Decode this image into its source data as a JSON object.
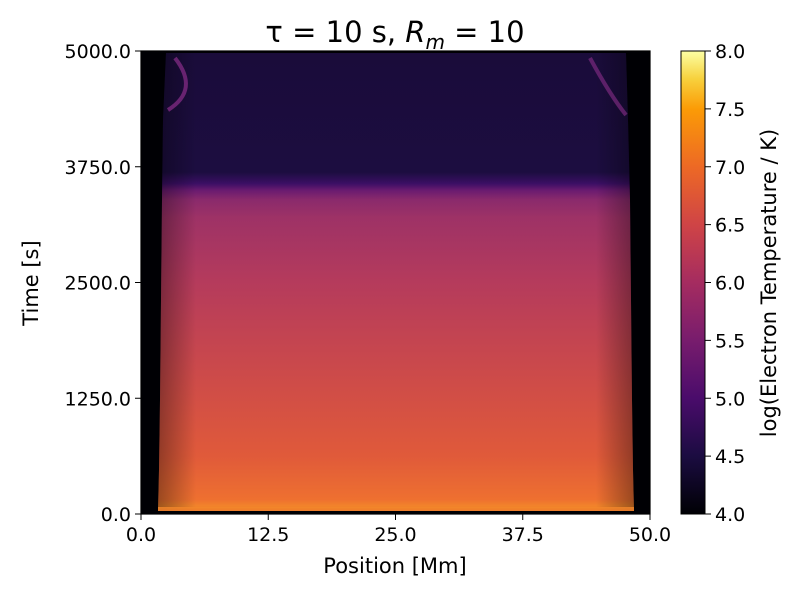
{
  "chart_data": {
    "type": "heatmap",
    "title": "τ = 10 s, R_m = 10",
    "title_parts": {
      "lead": "τ = 10 s, ",
      "var": "R",
      "sub": "m",
      "tail": " = 10"
    },
    "xlabel": "Position [Mm]",
    "ylabel": "Time [s]",
    "xlim": [
      0.0,
      50.0
    ],
    "ylim": [
      0.0,
      5000.0
    ],
    "x_ticks": [
      "0.0",
      "12.5",
      "25.0",
      "37.5",
      "50.0"
    ],
    "y_ticks": [
      "0.0",
      "1250.0",
      "2500.0",
      "3750.0",
      "5000.0"
    ],
    "colorbar": {
      "label": "log(Electron Temperature / K)",
      "range": [
        4.0,
        8.0
      ],
      "ticks": [
        "4.0",
        "4.5",
        "5.0",
        "5.5",
        "6.0",
        "6.5",
        "7.0",
        "7.5",
        "8.0"
      ],
      "colormap": "inferno"
    },
    "grid": false,
    "description_regions": [
      {
        "time_range": [
          0,
          50
        ],
        "value": 6.9
      },
      {
        "time_range": [
          50,
          3300
        ],
        "value_range": [
          6.6,
          6.0
        ]
      },
      {
        "time_range": [
          3300,
          3600
        ],
        "value_range": [
          6.0,
          4.7
        ]
      },
      {
        "time_range": [
          3600,
          5000
        ],
        "value": 4.5
      }
    ]
  }
}
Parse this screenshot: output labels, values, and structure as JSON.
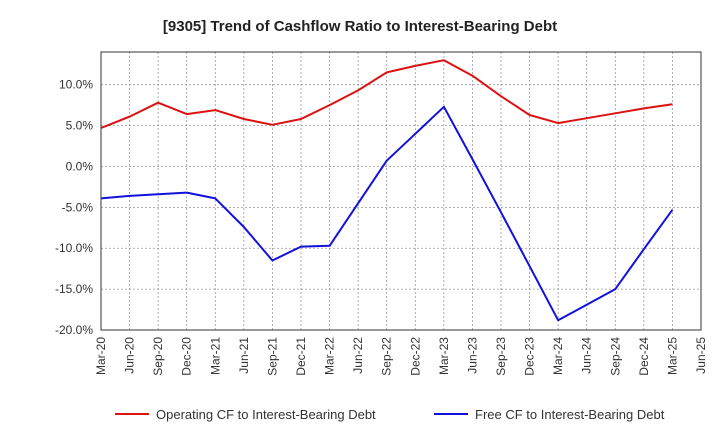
{
  "chart_data": {
    "type": "line",
    "title": "[9305]  Trend of Cashflow Ratio to Interest-Bearing Debt",
    "xlabel": "",
    "ylabel": "",
    "x_tick_labels": [
      "Mar-20",
      "Jun-20",
      "Sep-20",
      "Dec-20",
      "Mar-21",
      "Jun-21",
      "Sep-21",
      "Dec-21",
      "Mar-22",
      "Jun-22",
      "Sep-22",
      "Dec-22",
      "Mar-23",
      "Jun-23",
      "Sep-23",
      "Dec-23",
      "Mar-24",
      "Jun-24",
      "Sep-24",
      "Dec-24",
      "Mar-25",
      "Jun-25"
    ],
    "y_ticks": [
      10,
      5,
      0,
      -5,
      -10,
      -15,
      -20
    ],
    "y_tick_labels": [
      "10.0%",
      "5.0%",
      "0.0%",
      "-5.0%",
      "-10.0%",
      "-15.0%",
      "-20.0%"
    ],
    "ylim": [
      -20,
      14
    ],
    "grid": true,
    "legend_position": "bottom",
    "series": [
      {
        "name": "Operating CF to Interest-Bearing Debt",
        "color": "#dd1111",
        "x": [
          "Mar-20",
          "Jun-20",
          "Sep-20",
          "Dec-20",
          "Mar-21",
          "Jun-21",
          "Sep-21",
          "Dec-21",
          "Mar-22",
          "Jun-22",
          "Sep-22",
          "Dec-22",
          "Mar-23",
          "Jun-23",
          "Sep-23",
          "Dec-23",
          "Mar-24",
          "Jun-24",
          "Sep-24",
          "Dec-24",
          "Mar-25"
        ],
        "values": [
          4.7,
          6.1,
          7.8,
          6.4,
          6.9,
          5.8,
          5.1,
          5.8,
          7.5,
          9.3,
          11.5,
          12.3,
          13.0,
          11.1,
          8.6,
          6.3,
          5.3,
          5.9,
          6.5,
          7.1,
          7.6
        ]
      },
      {
        "name": "Free CF to Interest-Bearing Debt",
        "color": "#1111dd",
        "x": [
          "Mar-20",
          "Jun-20",
          "Sep-20",
          "Dec-20",
          "Mar-21",
          "Jun-21",
          "Sep-21",
          "Dec-21",
          "Mar-22",
          "Jun-22",
          "Sep-22",
          "Dec-22",
          "Mar-23",
          "Jun-23",
          "Sep-23",
          "Dec-23",
          "Mar-24",
          "Jun-24",
          "Sep-24",
          "Dec-24",
          "Mar-25"
        ],
        "values": [
          -3.9,
          -3.6,
          -3.4,
          -3.2,
          -3.9,
          -7.4,
          -11.5,
          -9.8,
          -9.7,
          -4.5,
          0.7,
          4.0,
          7.3,
          0.9,
          -5.6,
          -12.2,
          -18.8,
          -16.9,
          -15.0,
          -10.1,
          -5.3
        ]
      }
    ]
  }
}
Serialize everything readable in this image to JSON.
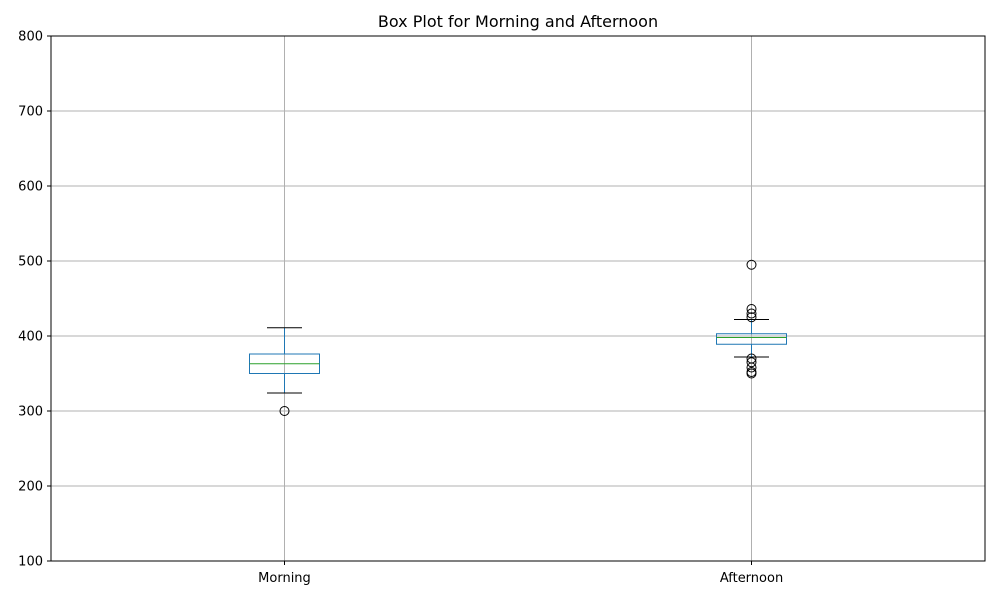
{
  "chart_data": {
    "type": "box",
    "title": "Box Plot for Morning and Afternoon",
    "xlabel": "",
    "ylabel": "",
    "ylim": [
      100,
      800
    ],
    "yticks": [
      100,
      200,
      300,
      400,
      500,
      600,
      700,
      800
    ],
    "grid": true,
    "categories": [
      "Morning",
      "Afternoon"
    ],
    "boxes": [
      {
        "name": "Morning",
        "whisker_low": 324,
        "q1": 350,
        "median": 363,
        "q3": 376,
        "whisker_high": 411,
        "outliers": [
          300
        ]
      },
      {
        "name": "Afternoon",
        "whisker_low": 372,
        "q1": 389,
        "median": 398,
        "q3": 403,
        "whisker_high": 422,
        "outliers": [
          350,
          352,
          358,
          365,
          370,
          425,
          430,
          436,
          495
        ]
      }
    ],
    "colors": {
      "box": "#1f77b4",
      "median": "#2ca02c",
      "whisker_cap": "#000000",
      "outlier": "#000000",
      "grid": "#b0b0b0",
      "axis": "#000000"
    }
  }
}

—————

What this task involves —
Reproduce the entries above word for word. Pictures stay out.

Exercise solution —
Decode this image into its source data as a JSON object.
{
  "chart_data": {
    "type": "heatmap",
    "title": "τ = 10 s, R_m = 10",
    "title_parts": {
      "lead": "τ = 10 s, ",
      "var": "R",
      "sub": "m",
      "tail": " = 10"
    },
    "xlabel": "Position [Mm]",
    "ylabel": "Time [s]",
    "xlim": [
      0.0,
      50.0
    ],
    "ylim": [
      0.0,
      5000.0
    ],
    "x_ticks": [
      "0.0",
      "12.5",
      "25.0",
      "37.5",
      "50.0"
    ],
    "y_ticks": [
      "0.0",
      "1250.0",
      "2500.0",
      "3750.0",
      "5000.0"
    ],
    "colorbar": {
      "label": "log(Electron Temperature / K)",
      "range": [
        4.0,
        8.0
      ],
      "ticks": [
        "4.0",
        "4.5",
        "5.0",
        "5.5",
        "6.0",
        "6.5",
        "7.0",
        "7.5",
        "8.0"
      ],
      "colormap": "inferno"
    },
    "grid": false,
    "description_regions": [
      {
        "time_range": [
          0,
          50
        ],
        "value": 6.9
      },
      {
        "time_range": [
          50,
          3300
        ],
        "value_range": [
          6.6,
          6.0
        ]
      },
      {
        "time_range": [
          3300,
          3600
        ],
        "value_range": [
          6.0,
          4.7
        ]
      },
      {
        "time_range": [
          3600,
          5000
        ],
        "value": 4.5
      }
    ]
  }
}
Parse this screenshot: output labels, values, and structure as JSON.
{
  "chart_data": {
    "type": "line",
    "title": "[9305]  Trend of Cashflow Ratio to Interest-Bearing Debt",
    "xlabel": "",
    "ylabel": "",
    "x_tick_labels": [
      "Mar-20",
      "Jun-20",
      "Sep-20",
      "Dec-20",
      "Mar-21",
      "Jun-21",
      "Sep-21",
      "Dec-21",
      "Mar-22",
      "Jun-22",
      "Sep-22",
      "Dec-22",
      "Mar-23",
      "Jun-23",
      "Sep-23",
      "Dec-23",
      "Mar-24",
      "Jun-24",
      "Sep-24",
      "Dec-24",
      "Mar-25",
      "Jun-25"
    ],
    "y_ticks": [
      10,
      5,
      0,
      -5,
      -10,
      -15,
      -20
    ],
    "y_tick_labels": [
      "10.0%",
      "5.0%",
      "0.0%",
      "-5.0%",
      "-10.0%",
      "-15.0%",
      "-20.0%"
    ],
    "ylim": [
      -20,
      14
    ],
    "grid": true,
    "legend_position": "bottom",
    "series": [
      {
        "name": "Operating CF to Interest-Bearing Debt",
        "color": "#dd1111",
        "x": [
          "Mar-20",
          "Jun-20",
          "Sep-20",
          "Dec-20",
          "Mar-21",
          "Jun-21",
          "Sep-21",
          "Dec-21",
          "Mar-22",
          "Jun-22",
          "Sep-22",
          "Dec-22",
          "Mar-23",
          "Jun-23",
          "Sep-23",
          "Dec-23",
          "Mar-24",
          "Jun-24",
          "Sep-24",
          "Dec-24",
          "Mar-25"
        ],
        "values": [
          4.7,
          6.1,
          7.8,
          6.4,
          6.9,
          5.8,
          5.1,
          5.8,
          7.5,
          9.3,
          11.5,
          12.3,
          13.0,
          11.1,
          8.6,
          6.3,
          5.3,
          5.9,
          6.5,
          7.1,
          7.6
        ]
      },
      {
        "name": "Free CF to Interest-Bearing Debt",
        "color": "#1111dd",
        "x": [
          "Mar-20",
          "Jun-20",
          "Sep-20",
          "Dec-20",
          "Mar-21",
          "Jun-21",
          "Sep-21",
          "Dec-21",
          "Mar-22",
          "Jun-22",
          "Sep-22",
          "Dec-22",
          "Mar-23",
          "Jun-23",
          "Sep-23",
          "Dec-23",
          "Mar-24",
          "Jun-24",
          "Sep-24",
          "Dec-24",
          "Mar-25"
        ],
        "values": [
          -3.9,
          -3.6,
          -3.4,
          -3.2,
          -3.9,
          -7.4,
          -11.5,
          -9.8,
          -9.7,
          -4.5,
          0.7,
          4.0,
          7.3,
          0.9,
          -5.6,
          -12.2,
          -18.8,
          -16.9,
          -15.0,
          -10.1,
          -5.3
        ]
      }
    ]
  }
}
Serialize everything readable in this image to JSON.
{
  "chart_data": {
    "type": "box",
    "title": "Box Plot for Morning and Afternoon",
    "xlabel": "",
    "ylabel": "",
    "ylim": [
      100,
      800
    ],
    "yticks": [
      100,
      200,
      300,
      400,
      500,
      600,
      700,
      800
    ],
    "grid": true,
    "categories": [
      "Morning",
      "Afternoon"
    ],
    "boxes": [
      {
        "name": "Morning",
        "whisker_low": 324,
        "q1": 350,
        "median": 363,
        "q3": 376,
        "whisker_high": 411,
        "outliers": [
          300
        ]
      },
      {
        "name": "Afternoon",
        "whisker_low": 372,
        "q1": 389,
        "median": 398,
        "q3": 403,
        "whisker_high": 422,
        "outliers": [
          350,
          352,
          358,
          365,
          370,
          425,
          430,
          436,
          495
        ]
      }
    ],
    "colors": {
      "box": "#1f77b4",
      "median": "#2ca02c",
      "whisker_cap": "#000000",
      "outlier": "#000000",
      "grid": "#b0b0b0",
      "axis": "#000000"
    }
  }
}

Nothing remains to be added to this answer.